[SET EXERCISE] Could you return the rows below verbatim, starting with the first row and going on through the line that contains "table-row [117, 624, 645, 642]", with both of those included?

-- INFORMATION GIVEN start --

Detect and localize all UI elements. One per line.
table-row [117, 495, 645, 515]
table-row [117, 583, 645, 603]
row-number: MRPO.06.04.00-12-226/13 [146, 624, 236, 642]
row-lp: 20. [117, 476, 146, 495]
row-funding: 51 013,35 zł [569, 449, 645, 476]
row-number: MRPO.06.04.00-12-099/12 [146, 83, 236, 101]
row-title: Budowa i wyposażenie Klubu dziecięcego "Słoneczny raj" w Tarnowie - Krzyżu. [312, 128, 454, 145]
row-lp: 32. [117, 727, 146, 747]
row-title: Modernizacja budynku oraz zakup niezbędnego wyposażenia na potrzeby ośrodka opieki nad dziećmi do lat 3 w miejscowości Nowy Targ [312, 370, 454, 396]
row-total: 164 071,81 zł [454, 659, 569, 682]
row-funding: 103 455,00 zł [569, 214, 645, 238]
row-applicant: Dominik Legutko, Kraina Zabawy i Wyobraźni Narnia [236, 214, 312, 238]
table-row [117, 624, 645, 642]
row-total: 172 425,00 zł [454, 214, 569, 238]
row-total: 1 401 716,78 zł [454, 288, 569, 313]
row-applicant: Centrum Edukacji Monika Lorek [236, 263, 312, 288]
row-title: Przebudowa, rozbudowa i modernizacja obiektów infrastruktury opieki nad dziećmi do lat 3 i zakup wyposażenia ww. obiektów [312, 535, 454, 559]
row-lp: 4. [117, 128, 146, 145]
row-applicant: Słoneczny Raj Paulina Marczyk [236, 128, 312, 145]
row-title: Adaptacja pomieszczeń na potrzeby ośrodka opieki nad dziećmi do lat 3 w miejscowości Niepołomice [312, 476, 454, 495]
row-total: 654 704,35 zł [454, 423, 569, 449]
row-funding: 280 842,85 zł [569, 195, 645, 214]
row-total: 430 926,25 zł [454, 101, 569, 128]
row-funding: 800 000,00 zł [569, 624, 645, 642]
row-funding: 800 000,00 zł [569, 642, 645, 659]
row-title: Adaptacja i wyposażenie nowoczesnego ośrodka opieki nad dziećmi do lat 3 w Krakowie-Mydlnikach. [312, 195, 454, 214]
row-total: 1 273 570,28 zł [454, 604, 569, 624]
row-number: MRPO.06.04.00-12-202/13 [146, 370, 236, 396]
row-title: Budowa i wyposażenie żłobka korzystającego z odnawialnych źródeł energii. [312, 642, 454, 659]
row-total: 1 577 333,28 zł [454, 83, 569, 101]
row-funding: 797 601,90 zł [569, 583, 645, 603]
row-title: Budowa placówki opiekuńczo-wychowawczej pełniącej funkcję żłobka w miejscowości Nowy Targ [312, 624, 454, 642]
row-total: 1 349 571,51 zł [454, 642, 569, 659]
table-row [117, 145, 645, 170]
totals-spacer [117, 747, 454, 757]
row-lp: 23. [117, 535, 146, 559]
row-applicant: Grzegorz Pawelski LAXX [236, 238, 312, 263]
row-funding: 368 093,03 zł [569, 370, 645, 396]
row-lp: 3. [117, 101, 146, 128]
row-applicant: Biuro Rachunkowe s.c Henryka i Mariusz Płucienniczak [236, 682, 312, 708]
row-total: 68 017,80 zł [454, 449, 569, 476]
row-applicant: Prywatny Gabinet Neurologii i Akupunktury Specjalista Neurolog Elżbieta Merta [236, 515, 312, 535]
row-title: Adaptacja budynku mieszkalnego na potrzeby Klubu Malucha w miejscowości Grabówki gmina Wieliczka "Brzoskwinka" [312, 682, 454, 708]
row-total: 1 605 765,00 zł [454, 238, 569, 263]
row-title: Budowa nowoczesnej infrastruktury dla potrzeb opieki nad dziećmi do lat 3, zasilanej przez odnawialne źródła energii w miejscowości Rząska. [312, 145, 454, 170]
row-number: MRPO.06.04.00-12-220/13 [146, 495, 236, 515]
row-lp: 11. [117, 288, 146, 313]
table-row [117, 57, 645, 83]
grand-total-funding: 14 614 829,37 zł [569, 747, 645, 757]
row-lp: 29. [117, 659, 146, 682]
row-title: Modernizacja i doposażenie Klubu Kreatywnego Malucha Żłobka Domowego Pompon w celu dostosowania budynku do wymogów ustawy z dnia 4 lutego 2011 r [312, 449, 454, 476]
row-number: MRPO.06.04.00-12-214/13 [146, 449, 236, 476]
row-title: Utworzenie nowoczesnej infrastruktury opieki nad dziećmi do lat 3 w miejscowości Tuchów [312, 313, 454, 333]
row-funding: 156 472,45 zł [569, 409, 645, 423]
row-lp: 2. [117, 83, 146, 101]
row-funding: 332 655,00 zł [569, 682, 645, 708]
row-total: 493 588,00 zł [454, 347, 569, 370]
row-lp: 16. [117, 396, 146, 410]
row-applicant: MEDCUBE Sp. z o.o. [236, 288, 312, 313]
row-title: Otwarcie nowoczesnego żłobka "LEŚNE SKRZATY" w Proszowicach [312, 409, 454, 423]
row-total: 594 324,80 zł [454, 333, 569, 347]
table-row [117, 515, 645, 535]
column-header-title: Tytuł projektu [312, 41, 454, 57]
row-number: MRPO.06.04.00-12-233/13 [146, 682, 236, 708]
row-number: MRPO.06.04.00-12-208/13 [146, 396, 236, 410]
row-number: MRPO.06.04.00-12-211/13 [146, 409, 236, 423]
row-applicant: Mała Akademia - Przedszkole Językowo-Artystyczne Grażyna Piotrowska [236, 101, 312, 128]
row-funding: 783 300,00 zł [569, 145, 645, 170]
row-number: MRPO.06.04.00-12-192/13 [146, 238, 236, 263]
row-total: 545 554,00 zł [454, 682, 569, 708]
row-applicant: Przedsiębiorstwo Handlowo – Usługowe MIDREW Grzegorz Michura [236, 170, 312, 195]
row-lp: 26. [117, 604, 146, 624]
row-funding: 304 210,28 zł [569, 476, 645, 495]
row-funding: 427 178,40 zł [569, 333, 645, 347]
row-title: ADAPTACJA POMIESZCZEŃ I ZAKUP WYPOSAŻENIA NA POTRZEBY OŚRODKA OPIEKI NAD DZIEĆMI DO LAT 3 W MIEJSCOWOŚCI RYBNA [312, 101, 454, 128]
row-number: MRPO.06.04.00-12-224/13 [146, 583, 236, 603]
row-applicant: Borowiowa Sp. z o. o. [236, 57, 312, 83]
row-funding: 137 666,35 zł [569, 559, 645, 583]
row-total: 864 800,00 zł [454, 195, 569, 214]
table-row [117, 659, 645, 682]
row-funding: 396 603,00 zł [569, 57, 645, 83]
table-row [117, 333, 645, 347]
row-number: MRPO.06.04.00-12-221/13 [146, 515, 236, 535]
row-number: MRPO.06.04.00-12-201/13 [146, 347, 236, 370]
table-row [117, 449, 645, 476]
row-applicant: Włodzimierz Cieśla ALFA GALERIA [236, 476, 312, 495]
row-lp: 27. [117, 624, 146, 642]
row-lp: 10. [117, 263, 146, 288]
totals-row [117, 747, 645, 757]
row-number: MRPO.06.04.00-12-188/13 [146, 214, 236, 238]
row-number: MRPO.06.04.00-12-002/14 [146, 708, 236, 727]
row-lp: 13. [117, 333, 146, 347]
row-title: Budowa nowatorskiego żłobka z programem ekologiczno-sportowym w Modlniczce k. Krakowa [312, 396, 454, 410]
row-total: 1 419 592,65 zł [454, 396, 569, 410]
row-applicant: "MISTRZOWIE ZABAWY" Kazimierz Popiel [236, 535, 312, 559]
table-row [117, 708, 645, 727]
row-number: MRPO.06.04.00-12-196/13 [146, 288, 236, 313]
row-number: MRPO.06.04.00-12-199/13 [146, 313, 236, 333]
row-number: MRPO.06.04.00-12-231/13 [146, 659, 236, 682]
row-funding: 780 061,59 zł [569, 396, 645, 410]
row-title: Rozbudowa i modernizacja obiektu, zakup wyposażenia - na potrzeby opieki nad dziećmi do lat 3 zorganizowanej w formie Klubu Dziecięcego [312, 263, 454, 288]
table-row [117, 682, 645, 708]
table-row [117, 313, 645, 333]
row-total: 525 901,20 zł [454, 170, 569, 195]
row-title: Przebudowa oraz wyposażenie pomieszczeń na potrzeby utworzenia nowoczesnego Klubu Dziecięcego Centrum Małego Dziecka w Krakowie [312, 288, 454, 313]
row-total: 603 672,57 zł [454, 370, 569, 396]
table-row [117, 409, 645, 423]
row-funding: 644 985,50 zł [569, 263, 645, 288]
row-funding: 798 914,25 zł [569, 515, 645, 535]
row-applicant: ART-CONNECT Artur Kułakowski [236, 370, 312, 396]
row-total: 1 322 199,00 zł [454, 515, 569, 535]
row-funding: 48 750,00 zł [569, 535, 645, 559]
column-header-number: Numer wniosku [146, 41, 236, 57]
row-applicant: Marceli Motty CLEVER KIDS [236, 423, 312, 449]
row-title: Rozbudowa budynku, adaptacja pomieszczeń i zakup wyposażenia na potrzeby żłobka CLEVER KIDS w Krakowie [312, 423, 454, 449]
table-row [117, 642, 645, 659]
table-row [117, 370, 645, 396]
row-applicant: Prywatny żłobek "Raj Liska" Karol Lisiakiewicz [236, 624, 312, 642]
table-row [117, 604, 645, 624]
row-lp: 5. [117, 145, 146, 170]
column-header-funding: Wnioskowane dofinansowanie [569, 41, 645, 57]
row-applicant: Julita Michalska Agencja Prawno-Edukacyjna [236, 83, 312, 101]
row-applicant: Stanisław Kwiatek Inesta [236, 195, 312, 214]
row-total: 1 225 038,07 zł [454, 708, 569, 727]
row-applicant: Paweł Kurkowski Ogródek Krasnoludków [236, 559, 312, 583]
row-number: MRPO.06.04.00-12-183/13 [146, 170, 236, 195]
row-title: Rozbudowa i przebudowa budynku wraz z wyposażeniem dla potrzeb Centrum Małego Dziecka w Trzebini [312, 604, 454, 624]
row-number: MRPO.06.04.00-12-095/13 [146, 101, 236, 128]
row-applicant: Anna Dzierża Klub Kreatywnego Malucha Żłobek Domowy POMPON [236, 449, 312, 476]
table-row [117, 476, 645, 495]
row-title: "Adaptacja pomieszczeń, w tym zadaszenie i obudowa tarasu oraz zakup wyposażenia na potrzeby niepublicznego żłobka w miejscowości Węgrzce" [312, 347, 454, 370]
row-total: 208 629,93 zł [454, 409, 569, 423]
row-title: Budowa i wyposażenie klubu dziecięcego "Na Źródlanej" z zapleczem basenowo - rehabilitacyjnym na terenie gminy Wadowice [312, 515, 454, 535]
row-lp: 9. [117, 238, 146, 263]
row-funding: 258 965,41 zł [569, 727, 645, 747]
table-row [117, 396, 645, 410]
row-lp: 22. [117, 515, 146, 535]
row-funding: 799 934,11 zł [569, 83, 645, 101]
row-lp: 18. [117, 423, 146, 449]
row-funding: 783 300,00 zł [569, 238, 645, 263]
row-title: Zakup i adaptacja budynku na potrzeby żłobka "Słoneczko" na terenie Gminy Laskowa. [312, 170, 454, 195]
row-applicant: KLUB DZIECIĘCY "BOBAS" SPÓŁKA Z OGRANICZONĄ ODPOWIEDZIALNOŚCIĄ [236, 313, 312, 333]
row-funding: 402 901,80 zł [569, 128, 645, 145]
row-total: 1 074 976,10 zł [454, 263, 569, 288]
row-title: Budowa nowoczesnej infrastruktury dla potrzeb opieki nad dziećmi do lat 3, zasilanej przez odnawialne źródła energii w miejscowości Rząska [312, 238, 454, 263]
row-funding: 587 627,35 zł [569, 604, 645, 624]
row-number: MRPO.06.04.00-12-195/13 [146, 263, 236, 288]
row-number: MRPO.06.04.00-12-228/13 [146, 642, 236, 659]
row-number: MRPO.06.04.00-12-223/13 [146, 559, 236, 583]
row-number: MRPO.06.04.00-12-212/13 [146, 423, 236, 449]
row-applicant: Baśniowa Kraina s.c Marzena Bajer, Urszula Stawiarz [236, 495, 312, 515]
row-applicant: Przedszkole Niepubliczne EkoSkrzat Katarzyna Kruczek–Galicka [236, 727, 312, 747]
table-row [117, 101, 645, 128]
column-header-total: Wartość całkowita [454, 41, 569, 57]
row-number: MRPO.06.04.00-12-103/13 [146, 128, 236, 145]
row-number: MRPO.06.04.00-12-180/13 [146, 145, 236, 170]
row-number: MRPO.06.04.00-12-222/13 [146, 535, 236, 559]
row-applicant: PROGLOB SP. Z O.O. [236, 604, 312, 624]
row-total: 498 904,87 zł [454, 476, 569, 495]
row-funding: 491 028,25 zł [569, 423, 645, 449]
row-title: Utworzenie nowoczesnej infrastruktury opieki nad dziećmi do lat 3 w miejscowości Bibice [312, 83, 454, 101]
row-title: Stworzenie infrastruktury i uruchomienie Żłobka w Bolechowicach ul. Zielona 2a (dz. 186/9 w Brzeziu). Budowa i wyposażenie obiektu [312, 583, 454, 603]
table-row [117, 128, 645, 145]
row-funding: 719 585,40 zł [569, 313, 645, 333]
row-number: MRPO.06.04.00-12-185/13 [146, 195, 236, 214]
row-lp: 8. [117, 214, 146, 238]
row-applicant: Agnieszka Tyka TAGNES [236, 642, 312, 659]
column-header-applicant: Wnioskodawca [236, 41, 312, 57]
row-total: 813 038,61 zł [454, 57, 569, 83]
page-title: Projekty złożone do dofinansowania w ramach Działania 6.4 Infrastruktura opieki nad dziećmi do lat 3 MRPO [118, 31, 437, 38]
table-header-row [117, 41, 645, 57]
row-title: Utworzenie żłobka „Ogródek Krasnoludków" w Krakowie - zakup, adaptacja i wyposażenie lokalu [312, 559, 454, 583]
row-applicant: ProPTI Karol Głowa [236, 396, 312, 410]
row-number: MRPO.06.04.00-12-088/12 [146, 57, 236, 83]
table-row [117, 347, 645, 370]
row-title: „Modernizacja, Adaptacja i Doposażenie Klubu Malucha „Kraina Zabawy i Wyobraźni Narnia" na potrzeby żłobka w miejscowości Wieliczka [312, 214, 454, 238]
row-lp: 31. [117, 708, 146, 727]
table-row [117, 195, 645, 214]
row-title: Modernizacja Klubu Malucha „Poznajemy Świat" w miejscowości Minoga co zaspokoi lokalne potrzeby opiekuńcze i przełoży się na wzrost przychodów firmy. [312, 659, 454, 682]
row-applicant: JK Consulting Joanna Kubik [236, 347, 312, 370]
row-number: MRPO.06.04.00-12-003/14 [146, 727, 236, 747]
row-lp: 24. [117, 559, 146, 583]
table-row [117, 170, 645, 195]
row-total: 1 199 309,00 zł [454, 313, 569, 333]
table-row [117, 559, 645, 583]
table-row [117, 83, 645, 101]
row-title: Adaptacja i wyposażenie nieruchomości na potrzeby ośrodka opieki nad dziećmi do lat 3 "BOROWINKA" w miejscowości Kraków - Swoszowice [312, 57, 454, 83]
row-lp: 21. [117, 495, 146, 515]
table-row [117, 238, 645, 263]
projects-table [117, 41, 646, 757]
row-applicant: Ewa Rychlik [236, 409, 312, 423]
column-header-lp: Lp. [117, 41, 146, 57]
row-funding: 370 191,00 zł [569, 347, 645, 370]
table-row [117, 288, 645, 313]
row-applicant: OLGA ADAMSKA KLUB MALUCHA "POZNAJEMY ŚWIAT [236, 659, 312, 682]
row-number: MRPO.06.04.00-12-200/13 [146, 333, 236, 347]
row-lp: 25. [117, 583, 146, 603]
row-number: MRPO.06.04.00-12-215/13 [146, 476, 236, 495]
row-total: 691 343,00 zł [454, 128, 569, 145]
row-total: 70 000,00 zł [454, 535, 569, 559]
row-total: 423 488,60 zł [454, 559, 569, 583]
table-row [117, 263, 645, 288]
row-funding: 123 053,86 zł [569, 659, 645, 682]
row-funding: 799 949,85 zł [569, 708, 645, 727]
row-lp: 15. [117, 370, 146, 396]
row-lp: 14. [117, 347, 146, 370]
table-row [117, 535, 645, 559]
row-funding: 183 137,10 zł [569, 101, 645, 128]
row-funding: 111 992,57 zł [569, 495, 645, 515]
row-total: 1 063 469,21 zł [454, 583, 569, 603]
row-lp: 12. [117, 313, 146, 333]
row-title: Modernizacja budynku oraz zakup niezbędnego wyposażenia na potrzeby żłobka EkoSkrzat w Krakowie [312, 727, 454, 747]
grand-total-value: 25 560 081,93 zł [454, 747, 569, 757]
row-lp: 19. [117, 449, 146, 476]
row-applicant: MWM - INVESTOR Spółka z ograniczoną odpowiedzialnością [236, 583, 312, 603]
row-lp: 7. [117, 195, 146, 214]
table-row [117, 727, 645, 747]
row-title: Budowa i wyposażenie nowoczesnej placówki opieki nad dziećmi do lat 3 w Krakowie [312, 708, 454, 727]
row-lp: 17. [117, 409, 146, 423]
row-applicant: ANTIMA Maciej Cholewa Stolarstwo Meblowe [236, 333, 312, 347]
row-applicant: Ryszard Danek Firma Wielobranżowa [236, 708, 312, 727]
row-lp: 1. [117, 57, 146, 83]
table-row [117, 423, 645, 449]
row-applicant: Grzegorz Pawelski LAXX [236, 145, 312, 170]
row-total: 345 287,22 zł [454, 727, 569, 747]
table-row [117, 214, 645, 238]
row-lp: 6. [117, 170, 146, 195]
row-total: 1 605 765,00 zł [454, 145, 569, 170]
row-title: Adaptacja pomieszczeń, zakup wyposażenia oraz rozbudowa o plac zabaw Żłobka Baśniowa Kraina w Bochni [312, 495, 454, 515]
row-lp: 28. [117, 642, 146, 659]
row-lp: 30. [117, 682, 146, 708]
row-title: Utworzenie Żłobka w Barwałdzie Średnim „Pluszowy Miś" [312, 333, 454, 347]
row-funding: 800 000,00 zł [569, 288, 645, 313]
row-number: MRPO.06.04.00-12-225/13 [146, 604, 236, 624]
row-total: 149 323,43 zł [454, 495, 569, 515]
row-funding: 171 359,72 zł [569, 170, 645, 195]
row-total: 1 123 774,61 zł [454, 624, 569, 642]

-- INFORMATION GIVEN end --

[OUTPUT]
Detect and localize all UI elements. One per line.
table-row [117, 495, 645, 515]
table-row [117, 583, 645, 603]
row-number: MRPO.06.04.00-12-226/13 [146, 624, 236, 642]
row-lp: 20. [117, 476, 146, 495]
row-funding: 51 013,35 zł [569, 449, 645, 476]
row-number: MRPO.06.04.00-12-099/12 [146, 83, 236, 101]
row-title: Budowa i wyposażenie Klubu dziecięcego "Słoneczny raj" w Tarnowie - Krzyżu. [312, 128, 454, 145]
row-lp: 32. [117, 727, 146, 747]
row-title: Modernizacja budynku oraz zakup niezbędnego wyposażenia na potrzeby ośrodka opieki nad dziećmi do lat 3 w miejscowości Nowy Targ [312, 370, 454, 396]
row-total: 164 071,81 zł [454, 659, 569, 682]
row-funding: 103 455,00 zł [569, 214, 645, 238]
row-applicant: Dominik Legutko, Kraina Zabawy i Wyobraźni Narnia [236, 214, 312, 238]
table-row [117, 624, 645, 642]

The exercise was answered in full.